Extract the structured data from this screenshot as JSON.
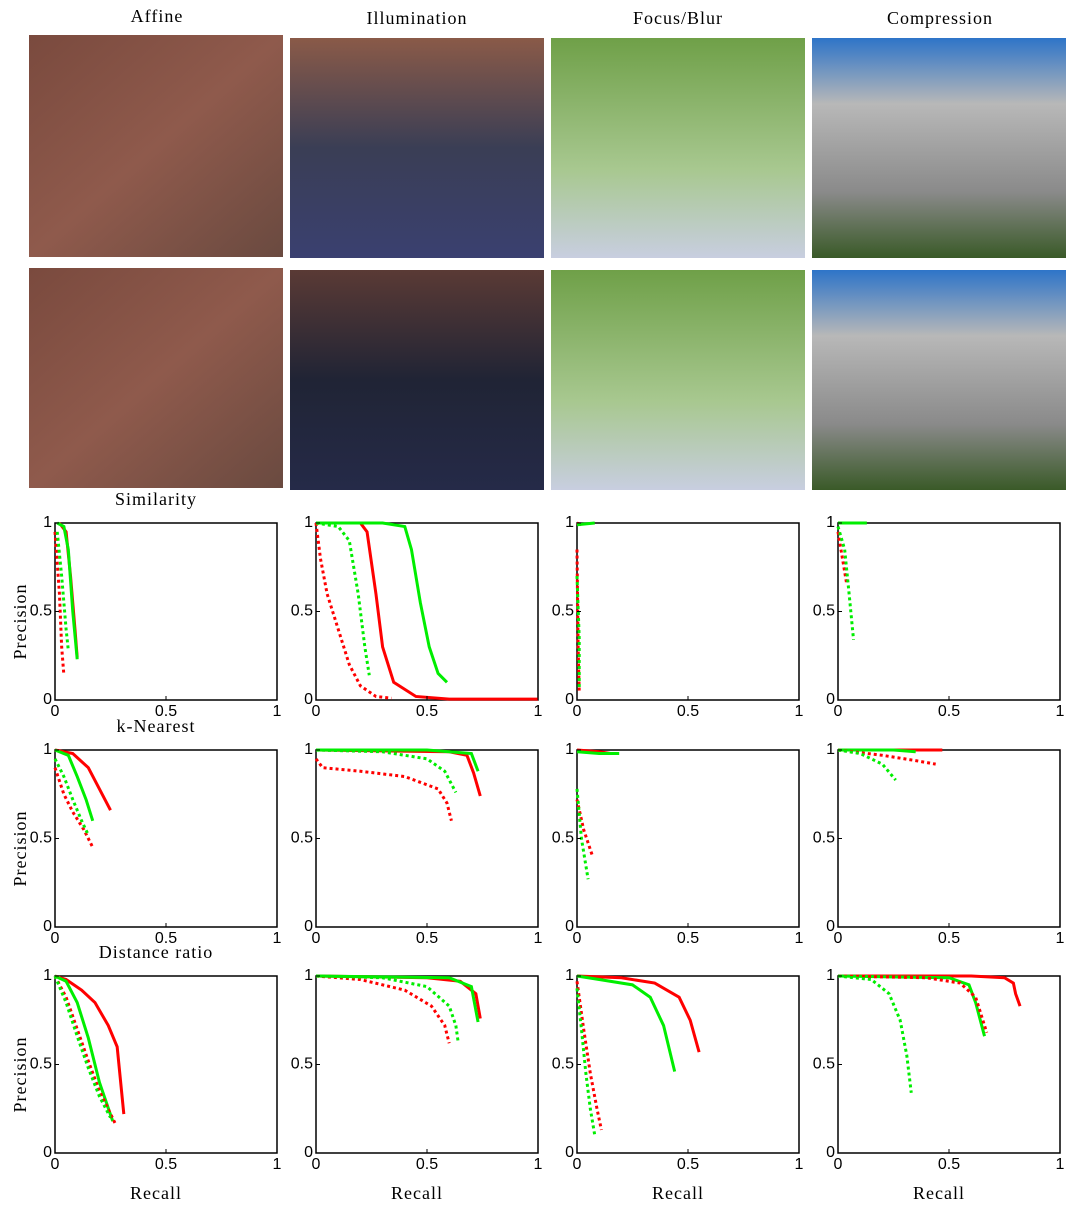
{
  "columns": [
    "Affine",
    "Illumination",
    "Focus/Blur",
    "Compression"
  ],
  "chart_data": [
    {
      "type": "line",
      "title": "Similarity",
      "ylabel": "Precision",
      "xlim": [
        0,
        1
      ],
      "ylim": [
        0,
        1
      ],
      "xticks": [
        0,
        0.5,
        1
      ],
      "yticks": [
        0,
        0.5,
        1
      ],
      "series": [
        {
          "color": "#ff0000",
          "style": "solid",
          "x": [
            0.02,
            0.05,
            0.07,
            0.09,
            0.1
          ],
          "values": [
            1,
            0.95,
            0.7,
            0.4,
            0.24
          ]
        },
        {
          "color": "#00ee00",
          "style": "solid",
          "x": [
            0.01,
            0.04,
            0.06,
            0.08,
            0.1
          ],
          "values": [
            1,
            0.98,
            0.85,
            0.5,
            0.23
          ]
        },
        {
          "color": "#ff0000",
          "style": "dotted",
          "x": [
            0,
            0.02,
            0.03,
            0.04
          ],
          "values": [
            0.95,
            0.6,
            0.3,
            0.14
          ]
        },
        {
          "color": "#00ee00",
          "style": "dotted",
          "x": [
            0.01,
            0.03,
            0.05,
            0.06
          ],
          "values": [
            0.95,
            0.7,
            0.4,
            0.28
          ]
        }
      ]
    },
    {
      "type": "line",
      "xlim": [
        0,
        1
      ],
      "ylim": [
        0,
        1
      ],
      "xticks": [
        0,
        0.5,
        1
      ],
      "yticks": [
        0,
        0.5,
        1
      ],
      "series": [
        {
          "color": "#ff0000",
          "style": "solid",
          "x": [
            0,
            0.2,
            0.23,
            0.27,
            0.3,
            0.35,
            0.45,
            0.6,
            1
          ],
          "values": [
            1,
            1,
            0.95,
            0.6,
            0.3,
            0.1,
            0.02,
            0.005,
            0.005
          ]
        },
        {
          "color": "#00ee00",
          "style": "solid",
          "x": [
            0,
            0.3,
            0.4,
            0.43,
            0.47,
            0.51,
            0.55,
            0.59
          ],
          "values": [
            1,
            1,
            0.98,
            0.85,
            0.55,
            0.3,
            0.15,
            0.1
          ]
        },
        {
          "color": "#ff0000",
          "style": "dotted",
          "x": [
            0,
            0.02,
            0.05,
            0.1,
            0.15,
            0.2,
            0.27,
            0.34
          ],
          "values": [
            1,
            0.8,
            0.6,
            0.4,
            0.2,
            0.08,
            0.02,
            0.01
          ]
        },
        {
          "color": "#00ee00",
          "style": "dotted",
          "x": [
            0,
            0.1,
            0.15,
            0.19,
            0.22,
            0.24
          ],
          "values": [
            1,
            0.98,
            0.9,
            0.6,
            0.3,
            0.14
          ]
        }
      ]
    },
    {
      "type": "line",
      "xlim": [
        0,
        1
      ],
      "ylim": [
        0,
        1
      ],
      "xticks": [
        0,
        0.5,
        1
      ],
      "yticks": [
        0,
        0.5,
        1
      ],
      "series": [
        {
          "color": "#ff0000",
          "style": "solid",
          "x": [
            0,
            0.02
          ],
          "values": [
            1,
            0.99
          ]
        },
        {
          "color": "#00ee00",
          "style": "solid",
          "x": [
            0,
            0.08
          ],
          "values": [
            0.99,
            1
          ]
        },
        {
          "color": "#ff0000",
          "style": "dotted",
          "x": [
            0,
            0.005,
            0.01
          ],
          "values": [
            0.85,
            0.3,
            0.05
          ]
        },
        {
          "color": "#00ee00",
          "style": "dotted",
          "x": [
            0,
            0.01,
            0.01
          ],
          "values": [
            0.7,
            0.35,
            0.07
          ]
        }
      ]
    },
    {
      "type": "line",
      "xlim": [
        0,
        1
      ],
      "ylim": [
        0,
        1
      ],
      "xticks": [
        0,
        0.5,
        1
      ],
      "yticks": [
        0,
        0.5,
        1
      ],
      "series": [
        {
          "color": "#ff0000",
          "style": "solid",
          "x": [
            0,
            0.06
          ],
          "values": [
            1,
            1
          ]
        },
        {
          "color": "#00ee00",
          "style": "solid",
          "x": [
            0,
            0.13
          ],
          "values": [
            1,
            1
          ]
        },
        {
          "color": "#ff0000",
          "style": "dotted",
          "x": [
            0,
            0.02,
            0.04
          ],
          "values": [
            0.95,
            0.8,
            0.65
          ]
        },
        {
          "color": "#00ee00",
          "style": "dotted",
          "x": [
            0,
            0.03,
            0.05,
            0.07
          ],
          "values": [
            0.98,
            0.85,
            0.6,
            0.34
          ]
        }
      ]
    },
    {
      "type": "line",
      "title": "k-Nearest",
      "ylabel": "Precision",
      "xlim": [
        0,
        1
      ],
      "ylim": [
        0,
        1
      ],
      "xticks": [
        0,
        0.5,
        1
      ],
      "yticks": [
        0,
        0.5,
        1
      ],
      "series": [
        {
          "color": "#ff0000",
          "style": "solid",
          "x": [
            0,
            0.08,
            0.15,
            0.2,
            0.25
          ],
          "values": [
            1,
            0.98,
            0.9,
            0.78,
            0.66
          ]
        },
        {
          "color": "#00ee00",
          "style": "solid",
          "x": [
            0,
            0.06,
            0.1,
            0.14,
            0.17
          ],
          "values": [
            1,
            0.97,
            0.85,
            0.72,
            0.6
          ]
        },
        {
          "color": "#ff0000",
          "style": "dotted",
          "x": [
            0,
            0.04,
            0.08,
            0.13,
            0.17
          ],
          "values": [
            0.9,
            0.75,
            0.65,
            0.55,
            0.45
          ]
        },
        {
          "color": "#00ee00",
          "style": "dotted",
          "x": [
            0,
            0.04,
            0.08,
            0.12,
            0.15
          ],
          "values": [
            0.95,
            0.85,
            0.72,
            0.6,
            0.52
          ]
        }
      ]
    },
    {
      "type": "line",
      "xlim": [
        0,
        1
      ],
      "ylim": [
        0,
        1
      ],
      "xticks": [
        0,
        0.5,
        1
      ],
      "yticks": [
        0,
        0.5,
        1
      ],
      "series": [
        {
          "color": "#ff0000",
          "style": "solid",
          "x": [
            0,
            0.6,
            0.68,
            0.71,
            0.74
          ],
          "values": [
            1,
            0.99,
            0.97,
            0.87,
            0.74
          ]
        },
        {
          "color": "#00ee00",
          "style": "solid",
          "x": [
            0,
            0.5,
            0.7,
            0.73
          ],
          "values": [
            1,
            1,
            0.98,
            0.88
          ]
        },
        {
          "color": "#ff0000",
          "style": "dotted",
          "x": [
            0,
            0.03,
            0.2,
            0.4,
            0.55,
            0.59,
            0.61
          ],
          "values": [
            0.95,
            0.9,
            0.88,
            0.85,
            0.78,
            0.7,
            0.6
          ]
        },
        {
          "color": "#00ee00",
          "style": "dotted",
          "x": [
            0,
            0.3,
            0.5,
            0.58,
            0.63
          ],
          "values": [
            1,
            0.99,
            0.95,
            0.88,
            0.76
          ]
        }
      ]
    },
    {
      "type": "line",
      "xlim": [
        0,
        1
      ],
      "ylim": [
        0,
        1
      ],
      "xticks": [
        0,
        0.5,
        1
      ],
      "yticks": [
        0,
        0.5,
        1
      ],
      "series": [
        {
          "color": "#ff0000",
          "style": "solid",
          "x": [
            0,
            0.1,
            0.15
          ],
          "values": [
            1,
            0.99,
            0.98
          ]
        },
        {
          "color": "#00ee00",
          "style": "solid",
          "x": [
            0,
            0.1,
            0.19
          ],
          "values": [
            0.99,
            0.98,
            0.98
          ]
        },
        {
          "color": "#ff0000",
          "style": "dotted",
          "x": [
            0,
            0.03,
            0.07
          ],
          "values": [
            0.72,
            0.55,
            0.4
          ]
        },
        {
          "color": "#00ee00",
          "style": "dotted",
          "x": [
            0,
            0.02,
            0.05
          ],
          "values": [
            0.78,
            0.5,
            0.27
          ]
        }
      ]
    },
    {
      "type": "line",
      "xlim": [
        0,
        1
      ],
      "ylim": [
        0,
        1
      ],
      "xticks": [
        0,
        0.5,
        1
      ],
      "yticks": [
        0,
        0.5,
        1
      ],
      "series": [
        {
          "color": "#ff0000",
          "style": "solid",
          "x": [
            0,
            0.3,
            0.47
          ],
          "values": [
            1,
            1,
            1
          ]
        },
        {
          "color": "#00ee00",
          "style": "solid",
          "x": [
            0,
            0.25,
            0.35
          ],
          "values": [
            1,
            1,
            0.99
          ]
        },
        {
          "color": "#ff0000",
          "style": "dotted",
          "x": [
            0,
            0.2,
            0.35,
            0.44
          ],
          "values": [
            1,
            0.97,
            0.94,
            0.92
          ]
        },
        {
          "color": "#00ee00",
          "style": "dotted",
          "x": [
            0,
            0.1,
            0.2,
            0.26
          ],
          "values": [
            1,
            0.98,
            0.92,
            0.83
          ]
        }
      ]
    },
    {
      "type": "line",
      "title": "Distance ratio",
      "ylabel": "Precision",
      "xlabel": "Recall",
      "xlim": [
        0,
        1
      ],
      "ylim": [
        0,
        1
      ],
      "xticks": [
        0,
        0.5,
        1
      ],
      "yticks": [
        0,
        0.5,
        1
      ],
      "series": [
        {
          "color": "#ff0000",
          "style": "solid",
          "x": [
            0,
            0.05,
            0.12,
            0.18,
            0.24,
            0.28,
            0.31
          ],
          "values": [
            1,
            0.98,
            0.92,
            0.85,
            0.72,
            0.6,
            0.22
          ]
        },
        {
          "color": "#00ee00",
          "style": "solid",
          "x": [
            0,
            0.05,
            0.1,
            0.15,
            0.2,
            0.26
          ],
          "values": [
            1,
            0.97,
            0.85,
            0.65,
            0.4,
            0.18
          ]
        },
        {
          "color": "#ff0000",
          "style": "dotted",
          "x": [
            0,
            0.05,
            0.1,
            0.15,
            0.2,
            0.27
          ],
          "values": [
            1,
            0.88,
            0.7,
            0.52,
            0.35,
            0.17
          ]
        },
        {
          "color": "#00ee00",
          "style": "dotted",
          "x": [
            0,
            0.05,
            0.1,
            0.15,
            0.2,
            0.25
          ],
          "values": [
            1,
            0.85,
            0.66,
            0.48,
            0.32,
            0.2
          ]
        }
      ]
    },
    {
      "type": "line",
      "xlabel": "Recall",
      "xlim": [
        0,
        1
      ],
      "ylim": [
        0,
        1
      ],
      "xticks": [
        0,
        0.5,
        1
      ],
      "yticks": [
        0,
        0.5,
        1
      ],
      "series": [
        {
          "color": "#ff0000",
          "style": "solid",
          "x": [
            0,
            0.5,
            0.65,
            0.72,
            0.74
          ],
          "values": [
            1,
            0.99,
            0.97,
            0.9,
            0.76
          ]
        },
        {
          "color": "#00ee00",
          "style": "solid",
          "x": [
            0,
            0.6,
            0.7,
            0.73
          ],
          "values": [
            1,
            0.99,
            0.94,
            0.74
          ]
        },
        {
          "color": "#ff0000",
          "style": "dotted",
          "x": [
            0,
            0.2,
            0.4,
            0.52,
            0.58,
            0.6
          ],
          "values": [
            1,
            0.98,
            0.92,
            0.83,
            0.72,
            0.62
          ]
        },
        {
          "color": "#00ee00",
          "style": "dotted",
          "x": [
            0,
            0.3,
            0.5,
            0.6,
            0.63,
            0.64
          ],
          "values": [
            1,
            0.99,
            0.94,
            0.83,
            0.72,
            0.63
          ]
        }
      ]
    },
    {
      "type": "line",
      "xlabel": "Recall",
      "xlim": [
        0,
        1
      ],
      "ylim": [
        0,
        1
      ],
      "xticks": [
        0,
        0.5,
        1
      ],
      "yticks": [
        0,
        0.5,
        1
      ],
      "series": [
        {
          "color": "#ff0000",
          "style": "solid",
          "x": [
            0,
            0.2,
            0.35,
            0.46,
            0.51,
            0.55
          ],
          "values": [
            1,
            0.99,
            0.96,
            0.88,
            0.75,
            0.57
          ]
        },
        {
          "color": "#00ee00",
          "style": "solid",
          "x": [
            0,
            0.1,
            0.25,
            0.33,
            0.39,
            0.44
          ],
          "values": [
            1,
            0.98,
            0.95,
            0.88,
            0.72,
            0.46
          ]
        },
        {
          "color": "#ff0000",
          "style": "dotted",
          "x": [
            0,
            0.03,
            0.06,
            0.09,
            0.11
          ],
          "values": [
            0.97,
            0.7,
            0.45,
            0.25,
            0.13
          ]
        },
        {
          "color": "#00ee00",
          "style": "dotted",
          "x": [
            0,
            0.02,
            0.04,
            0.06,
            0.08
          ],
          "values": [
            0.93,
            0.7,
            0.45,
            0.25,
            0.1
          ]
        }
      ]
    },
    {
      "type": "line",
      "xlabel": "Recall",
      "xlim": [
        0,
        1
      ],
      "ylim": [
        0,
        1
      ],
      "xticks": [
        0,
        0.5,
        1
      ],
      "yticks": [
        0,
        0.5,
        1
      ],
      "series": [
        {
          "color": "#ff0000",
          "style": "solid",
          "x": [
            0,
            0.6,
            0.75,
            0.79,
            0.8,
            0.82
          ],
          "values": [
            1,
            1,
            0.99,
            0.96,
            0.9,
            0.83
          ]
        },
        {
          "color": "#00ee00",
          "style": "solid",
          "x": [
            0,
            0.5,
            0.59,
            0.62,
            0.66
          ],
          "values": [
            1,
            0.99,
            0.95,
            0.85,
            0.66
          ]
        },
        {
          "color": "#ff0000",
          "style": "dotted",
          "x": [
            0,
            0.4,
            0.55,
            0.62,
            0.67
          ],
          "values": [
            1,
            0.99,
            0.96,
            0.88,
            0.68
          ]
        },
        {
          "color": "#00ee00",
          "style": "dotted",
          "x": [
            0,
            0.15,
            0.23,
            0.28,
            0.31,
            0.33
          ],
          "values": [
            1,
            0.98,
            0.9,
            0.75,
            0.55,
            0.34
          ]
        }
      ]
    }
  ]
}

__WHAT YOU WILL DO__:
Select and copy every line of the listing with the word "title".

__SOLUTION TO THIS PROBLEM__:
      "title": "Similarity",
      "title": "k-Nearest",
      "title": "Distance ratio",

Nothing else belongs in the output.